Instruction: Gather every line of the entries that includes the word "JSON".

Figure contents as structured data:

[start]

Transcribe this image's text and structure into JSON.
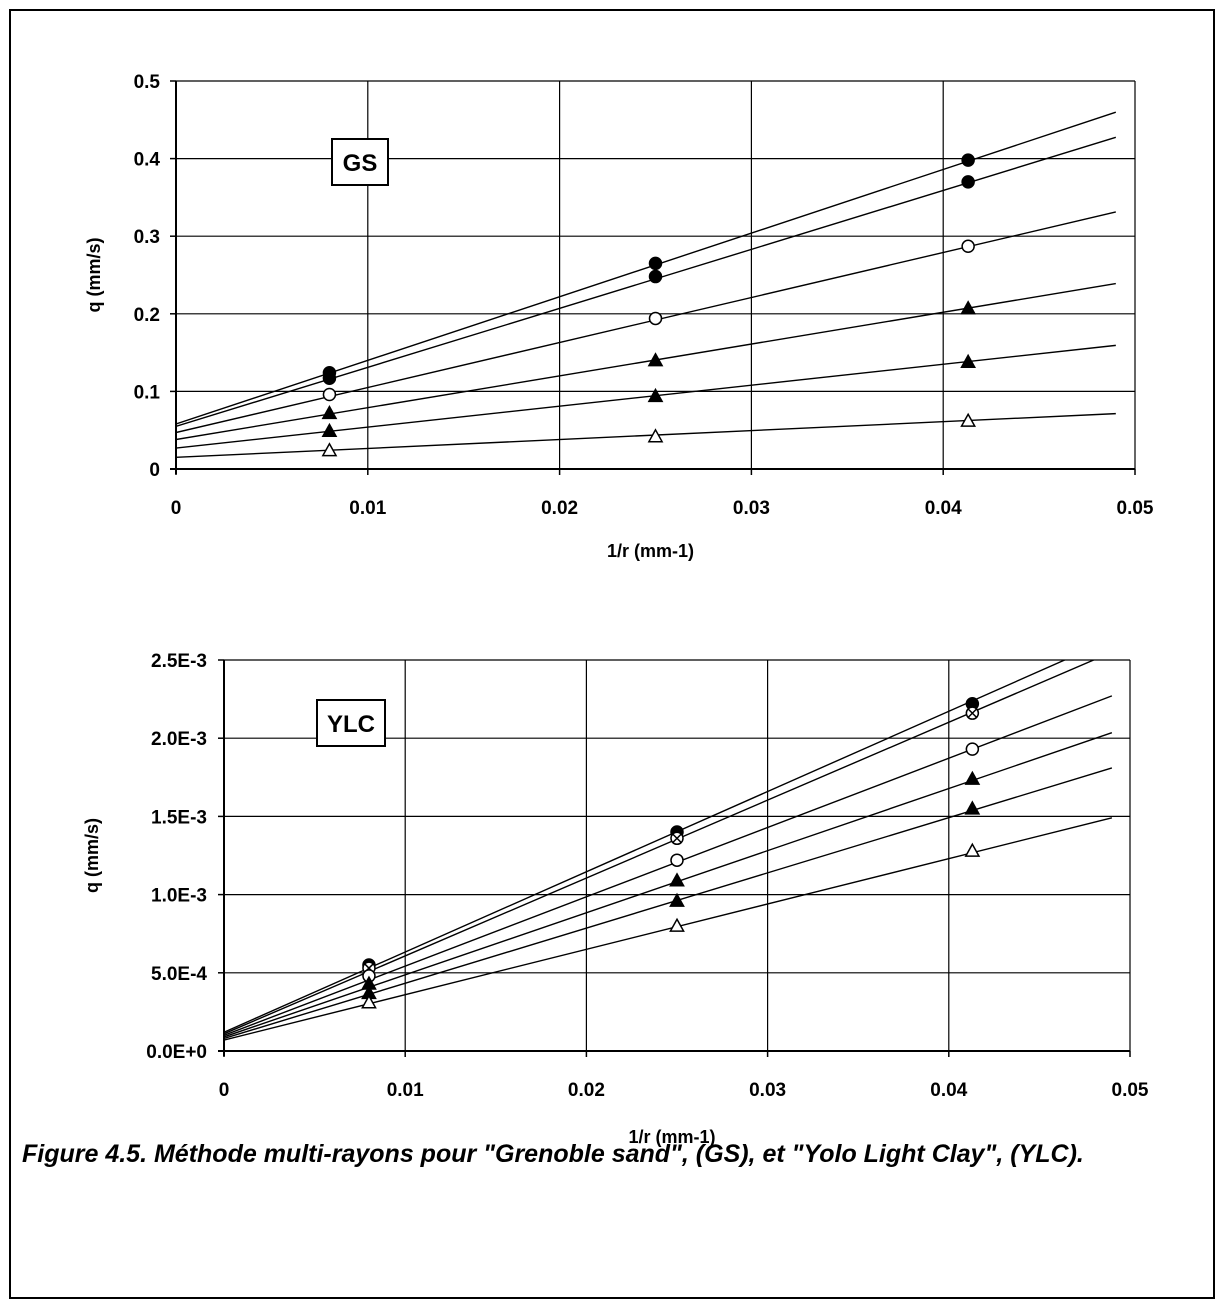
{
  "caption": "Figure 4.5. Méthode multi-rayons pour \"Grenoble sand\", (GS), et \"Yolo Light Clay\", (YLC).",
  "chart_data": [
    {
      "type": "scatter",
      "label": "GS",
      "xlabel": "1/r (mm-1)",
      "ylabel": "q (mm/s)",
      "xlim": [
        0,
        0.05
      ],
      "ylim": [
        0,
        0.5
      ],
      "x_ticks": [
        "0",
        "0.01",
        "0.02",
        "0.03",
        "0.04",
        "0.05"
      ],
      "y_ticks": [
        "0",
        "0.1",
        "0.2",
        "0.3",
        "0.4",
        "0.5"
      ],
      "grid": true,
      "fit_lines_to_x": 0.049,
      "x": [
        0.008,
        0.025,
        0.0413
      ],
      "series": [
        {
          "marker": "filled-circle",
          "values": [
            0.124,
            0.265,
            0.398
          ],
          "fit": {
            "intercept": 0.058,
            "slope": 8.2
          }
        },
        {
          "marker": "filled-circle",
          "values": [
            0.117,
            0.248,
            0.37
          ],
          "fit": {
            "intercept": 0.055,
            "slope": 7.6
          }
        },
        {
          "marker": "open-circle",
          "values": [
            0.096,
            0.194,
            0.287
          ],
          "fit": {
            "intercept": 0.047,
            "slope": 5.8
          }
        },
        {
          "marker": "filled-triangle",
          "values": [
            0.072,
            0.14,
            0.207
          ],
          "fit": {
            "intercept": 0.038,
            "slope": 4.1
          }
        },
        {
          "marker": "filled-triangle",
          "values": [
            0.049,
            0.094,
            0.138
          ],
          "fit": {
            "intercept": 0.027,
            "slope": 2.7
          }
        },
        {
          "marker": "open-triangle",
          "values": [
            0.024,
            0.042,
            0.062
          ],
          "fit": {
            "intercept": 0.015,
            "slope": 1.15
          }
        }
      ]
    },
    {
      "type": "scatter",
      "label": "YLC",
      "xlabel": "1/r (mm-1)",
      "ylabel": "q (mm/s)",
      "xlim": [
        0,
        0.05
      ],
      "ylim": [
        0,
        0.0025
      ],
      "x_ticks": [
        "0",
        "0.01",
        "0.02",
        "0.03",
        "0.04",
        "0.05"
      ],
      "y_ticks": [
        "0.0E+0",
        "5.0E-4",
        "1.0E-3",
        "1.5E-3",
        "2.0E-3",
        "2.5E-3"
      ],
      "grid": true,
      "fit_lines_to_x": 0.049,
      "x": [
        0.008,
        0.025,
        0.0413
      ],
      "series": [
        {
          "marker": "filled-circle",
          "values": [
            0.00055,
            0.0014,
            0.00222
          ],
          "fit": {
            "intercept": 0.00012,
            "slope": 0.0513
          }
        },
        {
          "marker": "crossed-circle",
          "values": [
            0.00053,
            0.00136,
            0.00216
          ],
          "fit": {
            "intercept": 0.00011,
            "slope": 0.0498
          }
        },
        {
          "marker": "open-circle",
          "values": [
            0.00048,
            0.00122,
            0.00193
          ],
          "fit": {
            "intercept": 0.0001,
            "slope": 0.0443
          }
        },
        {
          "marker": "filled-triangle",
          "values": [
            0.00043,
            0.00109,
            0.00174
          ],
          "fit": {
            "intercept": 9e-05,
            "slope": 0.0397
          }
        },
        {
          "marker": "filled-triangle",
          "values": [
            0.00037,
            0.00096,
            0.00155
          ],
          "fit": {
            "intercept": 8e-05,
            "slope": 0.0353
          }
        },
        {
          "marker": "open-triangle",
          "values": [
            0.00031,
            0.0008,
            0.00128
          ],
          "fit": {
            "intercept": 7e-05,
            "slope": 0.029
          }
        }
      ]
    }
  ]
}
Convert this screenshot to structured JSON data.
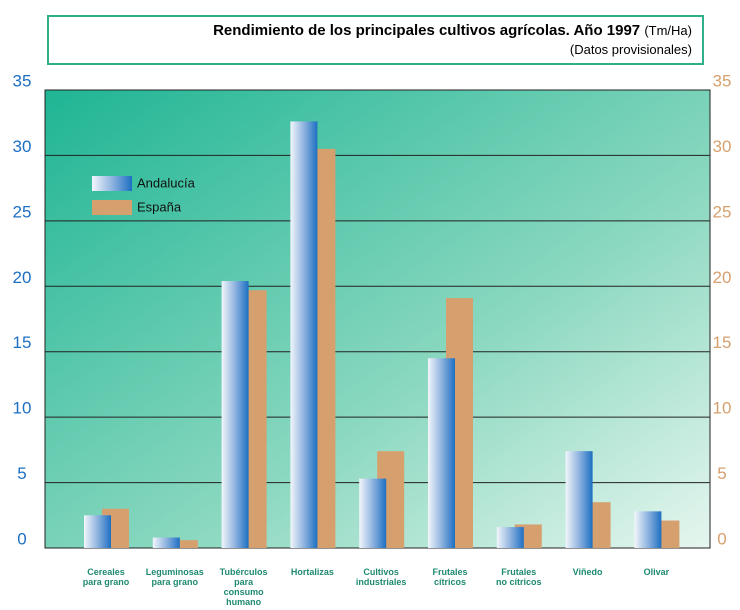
{
  "chart_data": {
    "type": "bar",
    "title": "Rendimiento de los principales cultivos agrícolas. Año 1997",
    "units": "(Tm/Ha)",
    "subtitle": "(Datos provisionales)",
    "categories": [
      "Cereales\npara grano",
      "Leguminosas\npara grano",
      "Tubérculos\npara\nconsumo\nhumano",
      "Hortalizas",
      "Cultivos\nindustriales",
      "Frutales\ncítricos",
      "Frutales\nno cítricos",
      "Viñedo",
      "Olivar"
    ],
    "series": [
      {
        "name": "Andalucía",
        "color": "#1d6fc2",
        "values": [
          2.5,
          0.8,
          20.4,
          32.6,
          5.3,
          14.5,
          1.6,
          7.4,
          2.8
        ]
      },
      {
        "name": "España",
        "color": "#d6a06e",
        "values": [
          3.0,
          0.6,
          19.7,
          30.5,
          7.4,
          19.1,
          1.8,
          3.5,
          2.1
        ]
      }
    ],
    "ylim": [
      0,
      35
    ],
    "yticks": [
      0,
      5,
      10,
      15,
      20,
      25,
      30,
      35
    ],
    "y2lim": [
      0,
      35
    ],
    "y2ticks": [
      0,
      5,
      10,
      15,
      20,
      25,
      30,
      35
    ],
    "grid": true,
    "legend": "upper-left"
  }
}
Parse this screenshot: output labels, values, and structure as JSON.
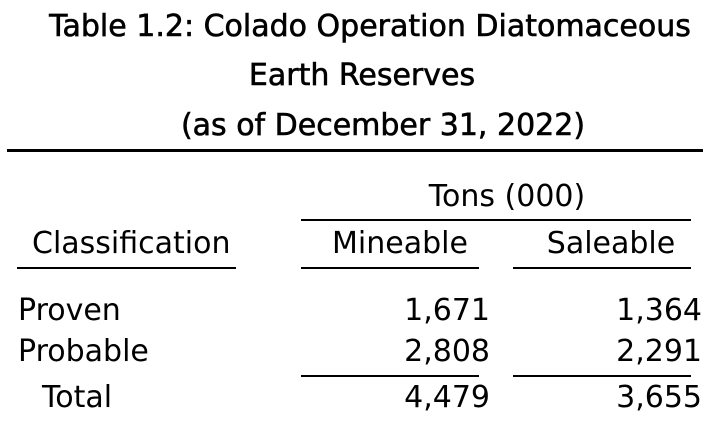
{
  "table": {
    "title": [
      "Table 1.2: Colado Operation Diatomaceous",
      "Earth Reserves",
      "(as of December 31, 2022)"
    ],
    "group_header": "Tons (000)",
    "columns": [
      "Classification",
      "Mineable",
      "Saleable"
    ],
    "rows": [
      [
        "Proven",
        "1,671",
        "1,364"
      ],
      [
        "Probable",
        "2,808",
        "2,291"
      ],
      [
        "Total",
        "4,479",
        "3,655"
      ]
    ]
  }
}
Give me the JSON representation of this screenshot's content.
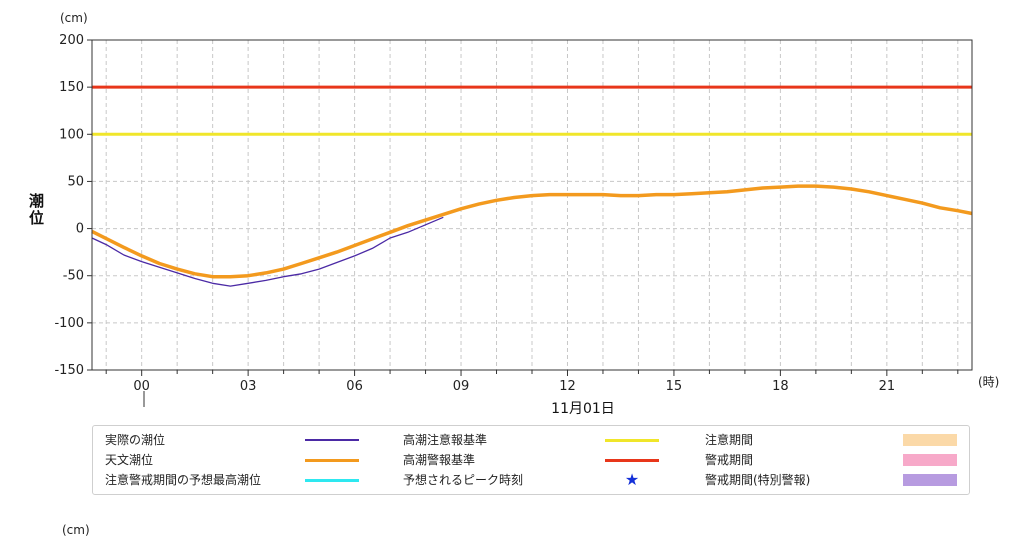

[end]

Result for this exercise:
Transcribe this image's text and structure into JSON.
Convert this screenshot to structured JSON data.
Parse this screenshot: output labels, values, and structure as JSON.
Give me the JSON representation of this screenshot's content.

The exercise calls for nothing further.